→ **Directions**: Copy down all of the data underneath, exactly as shown.

#### Records supplied ####

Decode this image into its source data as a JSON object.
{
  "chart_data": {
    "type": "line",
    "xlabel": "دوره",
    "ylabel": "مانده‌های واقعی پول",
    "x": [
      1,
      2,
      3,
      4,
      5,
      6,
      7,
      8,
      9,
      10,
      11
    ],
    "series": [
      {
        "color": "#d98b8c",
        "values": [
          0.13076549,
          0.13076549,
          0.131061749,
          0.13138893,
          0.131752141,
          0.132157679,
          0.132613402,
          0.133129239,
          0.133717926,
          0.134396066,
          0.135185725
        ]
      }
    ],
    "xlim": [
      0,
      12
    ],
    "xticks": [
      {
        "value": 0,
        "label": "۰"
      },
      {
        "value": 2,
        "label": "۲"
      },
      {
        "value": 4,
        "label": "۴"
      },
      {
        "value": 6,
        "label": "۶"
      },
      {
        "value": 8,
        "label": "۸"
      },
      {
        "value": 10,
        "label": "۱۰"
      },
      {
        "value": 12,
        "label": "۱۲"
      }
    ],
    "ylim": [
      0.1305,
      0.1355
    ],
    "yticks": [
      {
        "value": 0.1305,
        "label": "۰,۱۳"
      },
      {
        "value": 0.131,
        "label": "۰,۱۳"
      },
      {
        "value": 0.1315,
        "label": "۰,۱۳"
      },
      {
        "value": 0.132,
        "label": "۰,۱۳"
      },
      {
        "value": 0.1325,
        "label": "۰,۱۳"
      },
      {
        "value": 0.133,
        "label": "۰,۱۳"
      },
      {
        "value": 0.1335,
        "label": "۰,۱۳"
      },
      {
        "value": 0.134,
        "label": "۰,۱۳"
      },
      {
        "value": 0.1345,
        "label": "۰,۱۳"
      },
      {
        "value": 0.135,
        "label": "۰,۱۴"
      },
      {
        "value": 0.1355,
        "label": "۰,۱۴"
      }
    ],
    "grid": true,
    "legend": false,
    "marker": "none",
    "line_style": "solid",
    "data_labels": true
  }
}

####

→ **Complete response**:
Decode this image into its source data as a JSON object.
{
  "chart_data": {
    "type": "line",
    "xlabel": "دوره",
    "ylabel": "مانده‌های واقعی پول",
    "x": [
      1,
      2,
      3,
      4,
      5,
      6,
      7,
      8,
      9,
      10,
      11
    ],
    "series": [
      {
        "color": "#d98b8c",
        "values": [
          0.13076549,
          0.13076549,
          0.131061749,
          0.13138893,
          0.131752141,
          0.132157679,
          0.132613402,
          0.133129239,
          0.133717926,
          0.134396066,
          0.135185725
        ]
      }
    ],
    "xlim": [
      0,
      12
    ],
    "xticks": [
      {
        "value": 0,
        "label": "۰"
      },
      {
        "value": 2,
        "label": "۲"
      },
      {
        "value": 4,
        "label": "۴"
      },
      {
        "value": 6,
        "label": "۶"
      },
      {
        "value": 8,
        "label": "۸"
      },
      {
        "value": 10,
        "label": "۱۰"
      },
      {
        "value": 12,
        "label": "۱۲"
      }
    ],
    "ylim": [
      0.1305,
      0.1355
    ],
    "yticks": [
      {
        "value": 0.1305,
        "label": "۰,۱۳"
      },
      {
        "value": 0.131,
        "label": "۰,۱۳"
      },
      {
        "value": 0.1315,
        "label": "۰,۱۳"
      },
      {
        "value": 0.132,
        "label": "۰,۱۳"
      },
      {
        "value": 0.1325,
        "label": "۰,۱۳"
      },
      {
        "value": 0.133,
        "label": "۰,۱۳"
      },
      {
        "value": 0.1335,
        "label": "۰,۱۳"
      },
      {
        "value": 0.134,
        "label": "۰,۱۳"
      },
      {
        "value": 0.1345,
        "label": "۰,۱۳"
      },
      {
        "value": 0.135,
        "label": "۰,۱۴"
      },
      {
        "value": 0.1355,
        "label": "۰,۱۴"
      }
    ],
    "grid": true,
    "legend": false,
    "marker": "none",
    "line_style": "solid",
    "data_labels": true
  }
}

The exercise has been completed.